SOURCE PASSAGE:
____________

Balconies are great vantage points to witness what goes in the world outside. Mine is on the third floor of my apartment building and has become the hub for a recently discovered, exciting new pastime.
Just across the road stands an Indian Laburnum/Cassia fistula boasting a riot of yellow flowers in the months of February and March, which takes on green foliage as April sets in. When the rains arrive in June, the tree seems to rejuvenate itself expanding its branches. It has piqued my curiosity over time, as I have come to realize that this tree is a popular rendezvous point for many of my neighbours. On the very top of the tree are a few scrawny twigs sans any foliage – a haunt frequented by myriad birds over the course of the day.
Almost every day, a pair of white-breasted Kingfishers spend quite some time perched on the tree. They sometimes nod at me approvingly, especially when the weather is just right after a slight drizzle. One of them sometimes breaks out in melodious tunes, and I find myself waving at him in appreciation – this fills him up with such pride that he begins to sing with heightened fervour! The other day one of them had a tiny fish in his beak. The poor fellow was swallowed in one gulp, after which the kingfisher took off with a loud screech.

____________

DATA SEGMENT:
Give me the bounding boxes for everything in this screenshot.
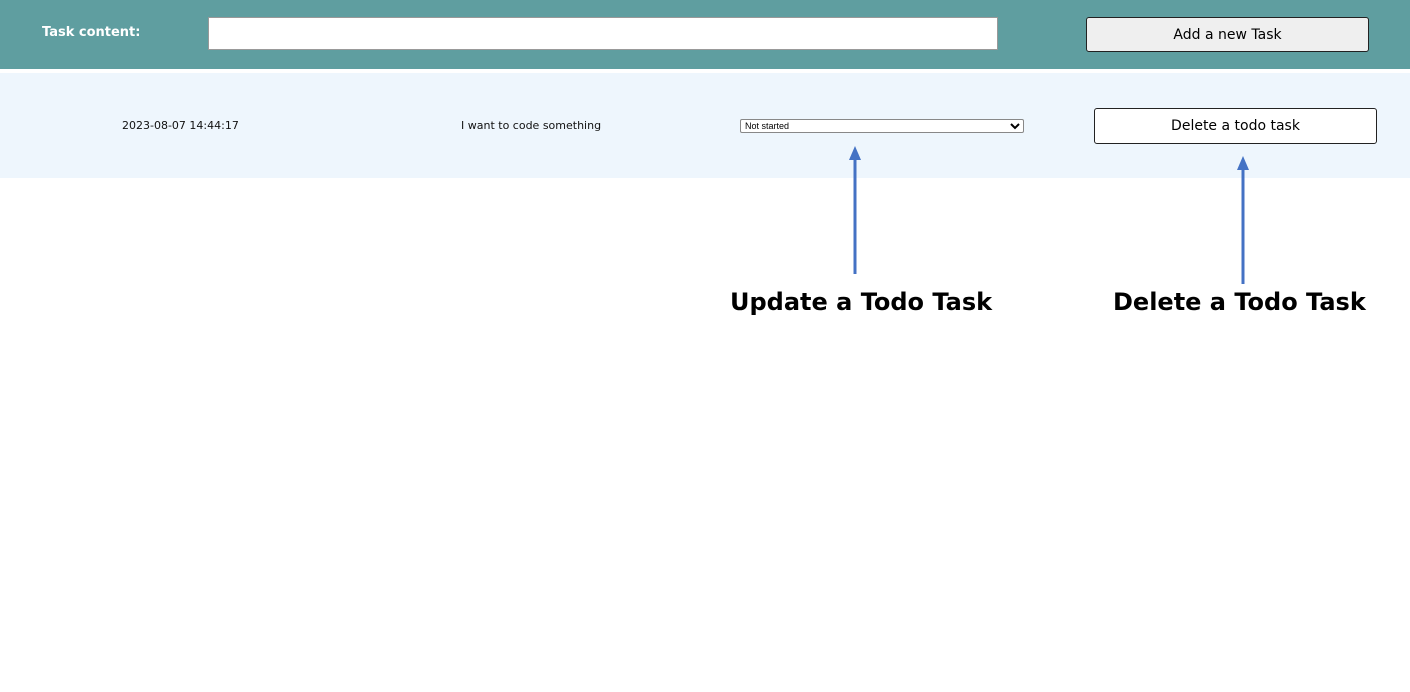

____________

PROBLEM SET:
1. In the balcony passage, on which floor of the apartment building is the balcony?
2. Repeat the stretch of the balcony passage from "Just across the" through "of the day.".
The data has no connection to the text.

SOLUTIONS BY TASK:
1. The third floor.

2.
Just across the road stands an Indian Laburnum/Cassia fistula boasting a riot of yellow flowers in the months of February and March, which takes on green foliage as April sets in. When the rains arrive in June, the tree seems to rejuvenate itself expanding its branches. It has piqued my curiosity over time, as I have come to realize that this tree is a popular rendezvous point for many of my neighbours. On the very top of the tree are a few scrawny twigs sans any foliage – a haunt frequented by myriad birds over the course of the day.